## START Exercise input

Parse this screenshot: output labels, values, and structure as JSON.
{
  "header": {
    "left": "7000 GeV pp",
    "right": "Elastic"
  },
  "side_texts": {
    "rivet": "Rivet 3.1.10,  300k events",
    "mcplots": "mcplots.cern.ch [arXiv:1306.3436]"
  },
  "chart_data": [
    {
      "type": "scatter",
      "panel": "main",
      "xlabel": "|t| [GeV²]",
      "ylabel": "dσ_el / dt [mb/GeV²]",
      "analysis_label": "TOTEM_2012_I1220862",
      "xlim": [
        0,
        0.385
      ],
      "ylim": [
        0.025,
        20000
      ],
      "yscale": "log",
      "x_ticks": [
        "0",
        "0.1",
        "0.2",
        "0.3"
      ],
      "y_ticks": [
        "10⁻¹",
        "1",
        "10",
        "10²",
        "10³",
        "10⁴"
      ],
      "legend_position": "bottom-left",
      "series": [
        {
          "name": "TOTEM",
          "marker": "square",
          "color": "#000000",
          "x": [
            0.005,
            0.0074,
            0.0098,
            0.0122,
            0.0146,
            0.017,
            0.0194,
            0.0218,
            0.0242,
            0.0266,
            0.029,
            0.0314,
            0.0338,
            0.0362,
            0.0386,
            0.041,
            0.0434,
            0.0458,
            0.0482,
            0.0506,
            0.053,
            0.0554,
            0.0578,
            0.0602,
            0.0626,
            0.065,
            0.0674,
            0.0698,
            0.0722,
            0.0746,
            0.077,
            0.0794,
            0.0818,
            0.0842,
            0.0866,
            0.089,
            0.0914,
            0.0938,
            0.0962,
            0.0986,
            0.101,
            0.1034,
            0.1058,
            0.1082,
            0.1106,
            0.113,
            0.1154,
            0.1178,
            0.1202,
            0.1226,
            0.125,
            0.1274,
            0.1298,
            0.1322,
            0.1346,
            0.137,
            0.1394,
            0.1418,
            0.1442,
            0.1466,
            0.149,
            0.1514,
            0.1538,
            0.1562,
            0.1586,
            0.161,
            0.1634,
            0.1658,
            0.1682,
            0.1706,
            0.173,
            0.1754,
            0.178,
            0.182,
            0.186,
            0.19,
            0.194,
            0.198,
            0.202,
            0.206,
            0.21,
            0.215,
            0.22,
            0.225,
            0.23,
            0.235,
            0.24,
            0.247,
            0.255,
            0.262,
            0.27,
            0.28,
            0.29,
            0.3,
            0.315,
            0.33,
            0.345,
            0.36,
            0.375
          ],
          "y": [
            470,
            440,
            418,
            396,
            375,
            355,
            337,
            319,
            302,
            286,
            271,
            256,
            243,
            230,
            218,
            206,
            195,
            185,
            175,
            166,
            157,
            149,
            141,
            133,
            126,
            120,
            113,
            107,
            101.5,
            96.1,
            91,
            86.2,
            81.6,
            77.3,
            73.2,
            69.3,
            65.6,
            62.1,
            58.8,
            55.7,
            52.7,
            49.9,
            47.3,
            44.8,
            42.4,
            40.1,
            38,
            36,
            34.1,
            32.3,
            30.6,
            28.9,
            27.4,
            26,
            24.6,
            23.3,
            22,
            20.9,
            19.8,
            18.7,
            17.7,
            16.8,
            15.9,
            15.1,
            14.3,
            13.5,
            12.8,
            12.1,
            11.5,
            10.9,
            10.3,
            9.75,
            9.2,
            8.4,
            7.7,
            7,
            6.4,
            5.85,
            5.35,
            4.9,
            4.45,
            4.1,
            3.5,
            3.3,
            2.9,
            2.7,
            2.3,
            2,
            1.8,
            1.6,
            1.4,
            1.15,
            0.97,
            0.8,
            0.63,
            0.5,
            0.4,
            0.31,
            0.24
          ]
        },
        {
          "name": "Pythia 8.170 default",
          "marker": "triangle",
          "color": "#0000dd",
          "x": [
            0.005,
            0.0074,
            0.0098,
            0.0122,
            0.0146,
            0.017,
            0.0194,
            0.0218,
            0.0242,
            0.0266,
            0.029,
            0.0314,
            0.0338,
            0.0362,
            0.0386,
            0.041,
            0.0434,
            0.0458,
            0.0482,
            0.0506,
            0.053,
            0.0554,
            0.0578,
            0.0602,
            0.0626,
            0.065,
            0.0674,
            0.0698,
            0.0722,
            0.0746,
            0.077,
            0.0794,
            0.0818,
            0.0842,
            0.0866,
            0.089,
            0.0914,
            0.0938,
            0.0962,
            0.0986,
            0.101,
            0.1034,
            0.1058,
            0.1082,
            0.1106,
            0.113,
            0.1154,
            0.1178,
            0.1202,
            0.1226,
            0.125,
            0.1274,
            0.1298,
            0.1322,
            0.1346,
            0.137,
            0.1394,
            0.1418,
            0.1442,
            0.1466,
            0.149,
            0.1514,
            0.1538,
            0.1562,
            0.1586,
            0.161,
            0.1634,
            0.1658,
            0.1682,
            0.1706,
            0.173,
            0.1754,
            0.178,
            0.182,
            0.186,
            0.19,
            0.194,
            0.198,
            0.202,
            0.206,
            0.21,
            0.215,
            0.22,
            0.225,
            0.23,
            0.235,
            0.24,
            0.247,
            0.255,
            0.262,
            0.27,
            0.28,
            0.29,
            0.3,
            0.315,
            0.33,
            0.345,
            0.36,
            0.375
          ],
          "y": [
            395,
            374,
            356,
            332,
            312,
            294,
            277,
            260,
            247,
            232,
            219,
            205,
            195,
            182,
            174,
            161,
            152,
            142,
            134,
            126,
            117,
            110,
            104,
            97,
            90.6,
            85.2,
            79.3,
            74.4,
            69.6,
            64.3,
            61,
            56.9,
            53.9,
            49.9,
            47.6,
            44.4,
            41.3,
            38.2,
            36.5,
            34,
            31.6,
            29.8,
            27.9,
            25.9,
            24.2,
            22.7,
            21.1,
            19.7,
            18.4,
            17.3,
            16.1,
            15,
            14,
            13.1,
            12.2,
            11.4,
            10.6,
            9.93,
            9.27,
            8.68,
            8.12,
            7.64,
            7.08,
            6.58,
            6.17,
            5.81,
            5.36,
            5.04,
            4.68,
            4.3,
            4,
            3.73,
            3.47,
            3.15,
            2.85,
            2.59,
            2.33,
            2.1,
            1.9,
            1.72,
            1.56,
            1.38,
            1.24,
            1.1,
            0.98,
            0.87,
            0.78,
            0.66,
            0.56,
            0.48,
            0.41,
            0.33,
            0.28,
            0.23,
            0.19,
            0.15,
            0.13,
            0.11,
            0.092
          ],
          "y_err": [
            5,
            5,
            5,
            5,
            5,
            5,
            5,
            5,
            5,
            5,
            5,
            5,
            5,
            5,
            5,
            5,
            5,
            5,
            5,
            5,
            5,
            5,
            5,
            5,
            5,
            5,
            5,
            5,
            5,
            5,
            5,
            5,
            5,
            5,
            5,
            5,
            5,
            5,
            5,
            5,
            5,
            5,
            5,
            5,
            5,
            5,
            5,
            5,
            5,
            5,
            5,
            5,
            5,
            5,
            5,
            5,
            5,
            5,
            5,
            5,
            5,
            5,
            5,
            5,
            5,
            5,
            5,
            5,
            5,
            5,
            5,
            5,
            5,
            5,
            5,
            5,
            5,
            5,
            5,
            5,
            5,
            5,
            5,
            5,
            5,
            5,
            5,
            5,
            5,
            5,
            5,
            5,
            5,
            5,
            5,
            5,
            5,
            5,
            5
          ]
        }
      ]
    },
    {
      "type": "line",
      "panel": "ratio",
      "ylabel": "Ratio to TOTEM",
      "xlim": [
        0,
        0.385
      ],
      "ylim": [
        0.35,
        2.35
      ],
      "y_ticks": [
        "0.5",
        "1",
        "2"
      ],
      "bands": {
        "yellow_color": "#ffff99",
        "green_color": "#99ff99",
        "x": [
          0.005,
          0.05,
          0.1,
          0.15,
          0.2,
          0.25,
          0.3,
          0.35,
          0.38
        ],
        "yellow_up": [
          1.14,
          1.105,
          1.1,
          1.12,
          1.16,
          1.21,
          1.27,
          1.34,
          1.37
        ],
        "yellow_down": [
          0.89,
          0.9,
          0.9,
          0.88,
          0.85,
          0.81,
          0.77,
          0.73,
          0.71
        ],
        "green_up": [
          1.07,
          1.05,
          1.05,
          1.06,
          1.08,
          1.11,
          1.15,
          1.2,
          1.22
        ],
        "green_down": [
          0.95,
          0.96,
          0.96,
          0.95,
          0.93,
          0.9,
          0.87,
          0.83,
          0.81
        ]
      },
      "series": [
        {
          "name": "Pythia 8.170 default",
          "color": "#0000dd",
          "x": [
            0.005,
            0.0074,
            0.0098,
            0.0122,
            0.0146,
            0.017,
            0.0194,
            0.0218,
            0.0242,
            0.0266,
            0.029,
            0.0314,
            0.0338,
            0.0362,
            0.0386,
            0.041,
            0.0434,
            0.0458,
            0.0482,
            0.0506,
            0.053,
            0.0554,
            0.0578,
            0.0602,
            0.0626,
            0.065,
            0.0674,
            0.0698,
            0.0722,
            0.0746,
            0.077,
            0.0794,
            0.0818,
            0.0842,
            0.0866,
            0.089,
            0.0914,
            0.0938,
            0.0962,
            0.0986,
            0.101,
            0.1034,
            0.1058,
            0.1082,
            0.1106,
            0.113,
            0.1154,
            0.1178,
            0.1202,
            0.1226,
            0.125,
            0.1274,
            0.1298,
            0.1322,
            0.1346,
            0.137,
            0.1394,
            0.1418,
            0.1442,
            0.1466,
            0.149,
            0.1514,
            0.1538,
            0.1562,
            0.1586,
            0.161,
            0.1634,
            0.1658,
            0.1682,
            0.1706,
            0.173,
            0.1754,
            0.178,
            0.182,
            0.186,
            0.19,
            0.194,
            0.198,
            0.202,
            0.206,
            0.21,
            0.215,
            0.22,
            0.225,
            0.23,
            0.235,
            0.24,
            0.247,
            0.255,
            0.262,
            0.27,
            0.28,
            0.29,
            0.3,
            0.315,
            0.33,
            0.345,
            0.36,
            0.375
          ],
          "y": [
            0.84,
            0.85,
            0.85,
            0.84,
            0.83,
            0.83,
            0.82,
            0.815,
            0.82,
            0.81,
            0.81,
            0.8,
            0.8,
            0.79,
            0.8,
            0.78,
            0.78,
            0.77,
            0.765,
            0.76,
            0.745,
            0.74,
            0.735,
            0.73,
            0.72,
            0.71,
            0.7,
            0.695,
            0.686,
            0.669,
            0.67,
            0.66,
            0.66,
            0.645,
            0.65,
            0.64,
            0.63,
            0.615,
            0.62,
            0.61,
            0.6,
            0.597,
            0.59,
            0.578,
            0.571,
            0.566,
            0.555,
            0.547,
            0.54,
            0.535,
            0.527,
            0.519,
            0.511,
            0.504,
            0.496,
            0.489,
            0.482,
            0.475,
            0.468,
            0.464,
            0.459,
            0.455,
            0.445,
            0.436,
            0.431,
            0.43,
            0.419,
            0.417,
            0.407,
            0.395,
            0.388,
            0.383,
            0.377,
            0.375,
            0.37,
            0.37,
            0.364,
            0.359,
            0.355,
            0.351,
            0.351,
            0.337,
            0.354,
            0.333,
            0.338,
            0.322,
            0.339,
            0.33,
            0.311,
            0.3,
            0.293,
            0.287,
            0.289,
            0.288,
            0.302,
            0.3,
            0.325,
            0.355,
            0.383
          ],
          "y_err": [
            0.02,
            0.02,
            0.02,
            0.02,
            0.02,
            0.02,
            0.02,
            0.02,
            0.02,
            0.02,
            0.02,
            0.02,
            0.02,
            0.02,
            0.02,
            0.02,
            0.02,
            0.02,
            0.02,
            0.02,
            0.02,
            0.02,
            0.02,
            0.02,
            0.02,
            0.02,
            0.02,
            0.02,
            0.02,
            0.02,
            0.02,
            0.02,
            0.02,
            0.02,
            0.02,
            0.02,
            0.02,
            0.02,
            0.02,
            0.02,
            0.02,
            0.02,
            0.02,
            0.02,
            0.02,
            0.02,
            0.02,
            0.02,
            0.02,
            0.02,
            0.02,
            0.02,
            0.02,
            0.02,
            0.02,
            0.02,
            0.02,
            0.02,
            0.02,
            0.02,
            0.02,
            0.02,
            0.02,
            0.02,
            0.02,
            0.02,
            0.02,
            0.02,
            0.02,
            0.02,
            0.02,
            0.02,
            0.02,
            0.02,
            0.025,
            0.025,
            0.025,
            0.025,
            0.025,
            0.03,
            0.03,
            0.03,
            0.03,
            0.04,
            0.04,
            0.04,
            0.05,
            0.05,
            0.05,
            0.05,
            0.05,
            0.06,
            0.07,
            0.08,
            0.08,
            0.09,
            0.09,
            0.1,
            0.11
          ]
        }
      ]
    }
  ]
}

## END Exercise input

All lines that include "left" are to be gathered and copied.

» Solution to this exercise:
    "left": "7000 GeV pp",
      "legend_position": "bottom-left",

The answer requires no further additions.